[Supplied text]:
In a year when Israel has been celebrating its sixtieth birthday, it is worth remembering that 2008 is also the 70th anniversary of the publication of George Antonius’ impassioned polemic, “The Arab Awakening” that warned that no good would come from the founding of a Jewish state in Palestine.
Published at the close of 1938, The Arab Awakening is a reminder that the conflict between Arab and Jew over Palestine was raging long before World War II. The horrors visited upon the Jews by Hitler’s Reich have diverted attention from the degree to which Jewish immigration into Palestine was already a source of bitter Arab resentment in the 1920s and 30s when Palestine was ruled by the “British Mandate”. Antonius was the first writer to make the case that the displacement of Palestine’s indigenous inhabitants by Jewish settlers was both a monstrous injustice in itself and a recipe for endless bloodshed; he was the first, too, to indict Europe for failing to take responsibility for the fate of its Jews and making innocent Arabs bear the brunt of a Jewish refugee crisis that arose on European soil.

[Data excerpt]:
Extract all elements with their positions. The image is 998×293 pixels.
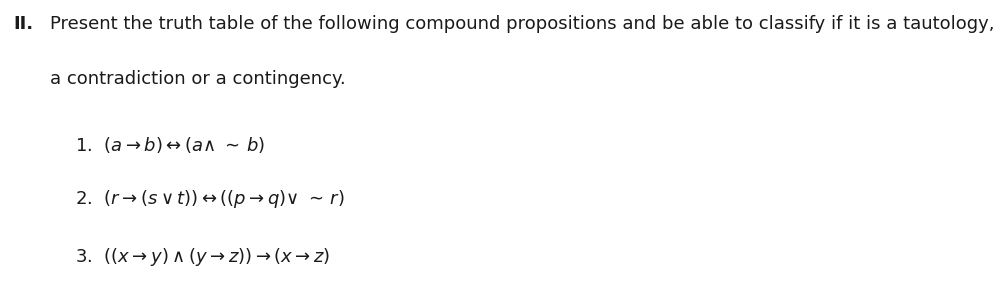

[To do]:
1 – Rewrite the passage on The Arab Awakening starting at "Published at the" and ending at "on European soil.", changing "World War II" to "the Second World War".
2 – Translate this sentence from the passage on The Arab Awakening into Spanish: "Published at the close of 1938, The Arab Awakening is a reminder that the conflict between Arab and Jew over Palestine was raging long before World War II."

[Answer list]:
1 –
Published at the close of 1938, The Arab Awakening is a reminder that the conflict between Arab and Jew over Palestine was raging long before the Second World War. The horrors visited upon the Jews by Hitler’s Reich have diverted attention from the degree to which Jewish immigration into Palestine was already a source of bitter Arab resentment in the 1920s and 30s when Palestine was ruled by the “British Mandate”. Antonius was the first writer to make the case that the displacement of Palestine’s indigenous inhabitants by Jewish settlers was both a monstrous injustice in itself and a recipe for endless bloodshed; he was the first, too, to indict Europe for failing to take responsibility for the fate of its Jews and making innocent Arabs bear the brunt of a Jewish refugee crisis that arose on European soil.

2 – Publicado a finales de 1938, The Arab Awakening es un recordatorio de que el conflicto entre árabes y judíos por Palestina ya ardía mucho antes de la Segunda Guerra Mundial.